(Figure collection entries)
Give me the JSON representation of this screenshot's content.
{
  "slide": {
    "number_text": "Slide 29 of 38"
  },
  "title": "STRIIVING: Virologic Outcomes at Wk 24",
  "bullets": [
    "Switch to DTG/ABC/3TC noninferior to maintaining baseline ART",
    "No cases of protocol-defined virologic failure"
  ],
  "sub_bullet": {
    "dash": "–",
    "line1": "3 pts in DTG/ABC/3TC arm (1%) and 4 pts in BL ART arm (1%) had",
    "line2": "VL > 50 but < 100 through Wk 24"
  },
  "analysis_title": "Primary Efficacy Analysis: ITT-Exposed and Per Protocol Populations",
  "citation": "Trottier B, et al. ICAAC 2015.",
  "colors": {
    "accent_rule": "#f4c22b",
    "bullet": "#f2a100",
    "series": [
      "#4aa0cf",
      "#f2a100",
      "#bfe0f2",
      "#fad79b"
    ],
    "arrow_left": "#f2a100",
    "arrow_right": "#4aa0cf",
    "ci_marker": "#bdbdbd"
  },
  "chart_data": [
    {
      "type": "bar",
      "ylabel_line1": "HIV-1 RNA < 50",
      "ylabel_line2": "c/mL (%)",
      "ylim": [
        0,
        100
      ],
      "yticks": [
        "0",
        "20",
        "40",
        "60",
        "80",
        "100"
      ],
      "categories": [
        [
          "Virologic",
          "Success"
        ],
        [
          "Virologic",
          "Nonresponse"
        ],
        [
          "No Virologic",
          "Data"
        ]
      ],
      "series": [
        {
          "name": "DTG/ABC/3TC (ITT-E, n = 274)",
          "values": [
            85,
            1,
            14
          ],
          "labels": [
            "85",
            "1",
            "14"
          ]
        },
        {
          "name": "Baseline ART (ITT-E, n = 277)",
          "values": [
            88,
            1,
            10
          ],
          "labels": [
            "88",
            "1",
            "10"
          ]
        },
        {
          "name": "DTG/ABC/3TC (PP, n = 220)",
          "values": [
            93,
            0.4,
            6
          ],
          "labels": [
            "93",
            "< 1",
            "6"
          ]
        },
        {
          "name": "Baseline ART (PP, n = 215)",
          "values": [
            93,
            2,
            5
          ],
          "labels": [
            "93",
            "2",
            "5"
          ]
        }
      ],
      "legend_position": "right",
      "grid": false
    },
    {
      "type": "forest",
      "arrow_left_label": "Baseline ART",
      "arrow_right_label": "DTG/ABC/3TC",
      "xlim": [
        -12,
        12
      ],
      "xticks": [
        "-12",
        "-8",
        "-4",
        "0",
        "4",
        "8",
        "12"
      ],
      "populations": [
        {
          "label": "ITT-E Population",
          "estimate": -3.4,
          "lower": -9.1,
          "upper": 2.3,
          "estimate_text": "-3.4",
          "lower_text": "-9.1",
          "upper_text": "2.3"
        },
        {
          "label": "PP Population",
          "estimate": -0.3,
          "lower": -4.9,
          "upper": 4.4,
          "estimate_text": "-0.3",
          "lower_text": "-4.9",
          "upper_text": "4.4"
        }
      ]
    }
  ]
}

Exercise task
Output every record above exactly as it appears.

Response for this exercise
Give me the JSON representation of this screenshot's content.
{
  "slide": {
    "number_text": "Slide 29 of 38"
  },
  "title": "STRIIVING: Virologic Outcomes at Wk 24",
  "bullets": [
    "Switch to DTG/ABC/3TC noninferior to maintaining baseline ART",
    "No cases of protocol-defined virologic failure"
  ],
  "sub_bullet": {
    "dash": "–",
    "line1": "3 pts in DTG/ABC/3TC arm (1%) and 4 pts in BL ART arm (1%) had",
    "line2": "VL > 50 but < 100 through Wk 24"
  },
  "analysis_title": "Primary Efficacy Analysis: ITT-Exposed and Per Protocol Populations",
  "citation": "Trottier B, et al. ICAAC 2015.",
  "colors": {
    "accent_rule": "#f4c22b",
    "bullet": "#f2a100",
    "series": [
      "#4aa0cf",
      "#f2a100",
      "#bfe0f2",
      "#fad79b"
    ],
    "arrow_left": "#f2a100",
    "arrow_right": "#4aa0cf",
    "ci_marker": "#bdbdbd"
  },
  "chart_data": [
    {
      "type": "bar",
      "ylabel_line1": "HIV-1 RNA < 50",
      "ylabel_line2": "c/mL (%)",
      "ylim": [
        0,
        100
      ],
      "yticks": [
        "0",
        "20",
        "40",
        "60",
        "80",
        "100"
      ],
      "categories": [
        [
          "Virologic",
          "Success"
        ],
        [
          "Virologic",
          "Nonresponse"
        ],
        [
          "No Virologic",
          "Data"
        ]
      ],
      "series": [
        {
          "name": "DTG/ABC/3TC (ITT-E, n = 274)",
          "values": [
            85,
            1,
            14
          ],
          "labels": [
            "85",
            "1",
            "14"
          ]
        },
        {
          "name": "Baseline ART (ITT-E, n = 277)",
          "values": [
            88,
            1,
            10
          ],
          "labels": [
            "88",
            "1",
            "10"
          ]
        },
        {
          "name": "DTG/ABC/3TC (PP, n = 220)",
          "values": [
            93,
            0.4,
            6
          ],
          "labels": [
            "93",
            "< 1",
            "6"
          ]
        },
        {
          "name": "Baseline ART (PP, n = 215)",
          "values": [
            93,
            2,
            5
          ],
          "labels": [
            "93",
            "2",
            "5"
          ]
        }
      ],
      "legend_position": "right",
      "grid": false
    },
    {
      "type": "forest",
      "arrow_left_label": "Baseline ART",
      "arrow_right_label": "DTG/ABC/3TC",
      "xlim": [
        -12,
        12
      ],
      "xticks": [
        "-12",
        "-8",
        "-4",
        "0",
        "4",
        "8",
        "12"
      ],
      "populations": [
        {
          "label": "ITT-E Population",
          "estimate": -3.4,
          "lower": -9.1,
          "upper": 2.3,
          "estimate_text": "-3.4",
          "lower_text": "-9.1",
          "upper_text": "2.3"
        },
        {
          "label": "PP Population",
          "estimate": -0.3,
          "lower": -4.9,
          "upper": 4.4,
          "estimate_text": "-0.3",
          "lower_text": "-4.9",
          "upper_text": "4.4"
        }
      ]
    }
  ]
}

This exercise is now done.